Clifford's theorem with equality

Intuition [Beginner]

On a smooth projective curve, the Riemann-Roch theorem tells you the difference $h^0(L)-h^0(K_C(-L))$ for a line bundle $L$. Clifford's theorem tells you an absolute bound on $h^0(L)$ itself when $L$ is "special" — when both $L$ and its complementary bundle $K_C(-L)$ have sections.

The bound is sharp and beautiful: for a special line bundle $L$ of degree $d$, $$ h^0(L) \leq \frac{d}{2} + 1. $$

Equality holds in exactly three situations: $L={\mathcal{O}}_C$ (degree 0, $h^0=1$), $L=K_C$ (degree $2g-2$, $h^0=g$), or $L$ is a hyperelliptic pencil (degree 2, $h^0=2$) on a hyperelliptic curve. No other special line bundle saturates the bound.

Visual [Beginner]

A graph with degree $d$ on the horizontal axis and $h^0(L)$ on the vertical axis. Three lines are drawn: Riemann-Roch's lower bound $h^0\ge d-g+1$ (starting below the axis and crossing at $d=g-1$), Clifford's upper bound $h^0\le d/2+1$ (a diagonal from $(0,1)$ with slope $1/2$), and the horizontal line $h^0=g$ (the canonical series). The feasible region for special line bundles is the shaded region between the Clifford bound and the Riemann-Roch bound.

The three equality cases sit exactly on the Clifford line, and every other special line bundle lies strictly below it.

Worked example [Beginner]

Take a smooth projective curve $C$ of genus $g=4$ and a line bundle $L$ of degree $d=4$ with $h^0(L)=3$. Is this possible?

Clifford's bound: $h^0(L)\le 4/2+1=3$. So $h^0=3$ saturates the bound. The equality classification says this can only happen if $L=K_C$ (the canonical bundle) or $L$ is a hyperelliptic $g_2^1$ (but degree 2, not 4) or $L={\mathcal{O}}_C$ (degree 0, not 4). Since $g=4$, the canonical bundle has degree $2g-2=6\ne 4$. None of the three equality cases match, so $h^0(L)=3$ with $\mathrm{deg}L=4$ on a genus-4 curve is impossible.

The maximum for a special line bundle of degree 4 on a genus-4 curve is $h^0\le 3$, but the equality case analysis shows the actual maximum is $h^0=2$.

Challenges:
(A) Restate the paragraph of the Clifford's theorem page that begins "On a smooth projective curve" as a short bulleted list that keeps its main facts.
(B) From the Clifford's theorem page, copy the passage from "Clifford's bound: $h^0(L)\le" up to and including "maximum is $h^0=2$.".

Listed entries:

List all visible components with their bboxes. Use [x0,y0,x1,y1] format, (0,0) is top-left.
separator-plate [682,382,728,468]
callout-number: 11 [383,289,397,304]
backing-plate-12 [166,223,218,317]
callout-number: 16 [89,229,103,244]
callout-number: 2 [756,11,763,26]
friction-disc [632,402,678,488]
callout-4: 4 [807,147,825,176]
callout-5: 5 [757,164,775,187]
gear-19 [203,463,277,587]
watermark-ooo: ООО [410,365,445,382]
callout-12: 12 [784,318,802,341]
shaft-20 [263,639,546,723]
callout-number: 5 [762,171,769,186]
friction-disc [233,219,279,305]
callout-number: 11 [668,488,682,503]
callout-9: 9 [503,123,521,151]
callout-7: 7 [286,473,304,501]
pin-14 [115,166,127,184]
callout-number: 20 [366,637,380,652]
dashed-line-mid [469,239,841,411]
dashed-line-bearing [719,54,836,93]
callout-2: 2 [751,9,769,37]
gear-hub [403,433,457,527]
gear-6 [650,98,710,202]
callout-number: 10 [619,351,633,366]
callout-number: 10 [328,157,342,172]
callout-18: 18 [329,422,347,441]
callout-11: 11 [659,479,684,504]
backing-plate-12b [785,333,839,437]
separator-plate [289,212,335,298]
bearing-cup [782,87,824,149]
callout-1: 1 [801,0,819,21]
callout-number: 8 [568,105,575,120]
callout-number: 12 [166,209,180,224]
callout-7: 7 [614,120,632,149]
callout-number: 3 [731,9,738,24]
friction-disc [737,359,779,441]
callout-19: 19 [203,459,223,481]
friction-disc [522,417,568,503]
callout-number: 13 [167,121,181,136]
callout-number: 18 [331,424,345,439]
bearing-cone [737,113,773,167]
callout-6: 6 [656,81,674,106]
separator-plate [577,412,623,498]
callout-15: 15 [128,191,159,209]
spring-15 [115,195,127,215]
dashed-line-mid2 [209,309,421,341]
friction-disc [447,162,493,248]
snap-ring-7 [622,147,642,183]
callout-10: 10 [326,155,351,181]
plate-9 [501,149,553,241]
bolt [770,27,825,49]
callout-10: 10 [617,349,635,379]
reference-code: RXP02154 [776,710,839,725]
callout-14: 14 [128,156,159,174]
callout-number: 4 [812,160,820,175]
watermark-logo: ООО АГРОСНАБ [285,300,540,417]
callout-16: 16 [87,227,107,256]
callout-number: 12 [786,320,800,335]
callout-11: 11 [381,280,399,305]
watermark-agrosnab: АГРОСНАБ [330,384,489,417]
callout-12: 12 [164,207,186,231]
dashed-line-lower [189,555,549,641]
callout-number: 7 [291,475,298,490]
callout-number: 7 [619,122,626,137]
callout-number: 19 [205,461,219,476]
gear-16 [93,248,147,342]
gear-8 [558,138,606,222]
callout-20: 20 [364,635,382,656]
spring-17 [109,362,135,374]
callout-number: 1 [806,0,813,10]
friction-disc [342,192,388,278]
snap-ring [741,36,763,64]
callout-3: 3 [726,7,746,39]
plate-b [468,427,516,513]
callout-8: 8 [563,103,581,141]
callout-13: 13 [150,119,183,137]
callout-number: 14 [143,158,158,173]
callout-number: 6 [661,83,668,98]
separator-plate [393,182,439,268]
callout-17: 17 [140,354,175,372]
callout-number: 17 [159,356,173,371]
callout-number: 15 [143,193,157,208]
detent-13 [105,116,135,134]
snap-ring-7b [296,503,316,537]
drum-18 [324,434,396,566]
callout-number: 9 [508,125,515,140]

Results of the tasks:
(A)
- On a smooth projective curve, Riemann-Roch gives the difference $h^0(L)-h^0(K_C(-L))$ for a line bundle $L$.
- Clifford's theorem gives an absolute bound on $h^0(L)$ itself.
- That bound applies when $L$ is special, meaning both $L$ and its complementary bundle $K_C(-L)$ have sections.

(B)
Clifford's bound: $h^0(L)\le 4/2+1=3$. So $h^0=3$ saturates the bound. The equality classification says this can only happen if $L=K_C$ (the canonical bundle) or $L$ is a hyperelliptic $g_2^1$ (but degree 2, not 4) or $L={\mathcal{O}}_C$ (degree 0, not 4). Since $g=4$, the canonical bundle has degree $2g-2=6\ne 4$. None of the three equality cases match, so $h^0(L)=3$ with $\mathrm{deg}L=4$ on a genus-4 curve is impossible.

The maximum for a special line bundle of degree 4 on a genus-4 curve is $h^0\le 3$, but the equality case analysis shows the actual maximum is $h^0=2$.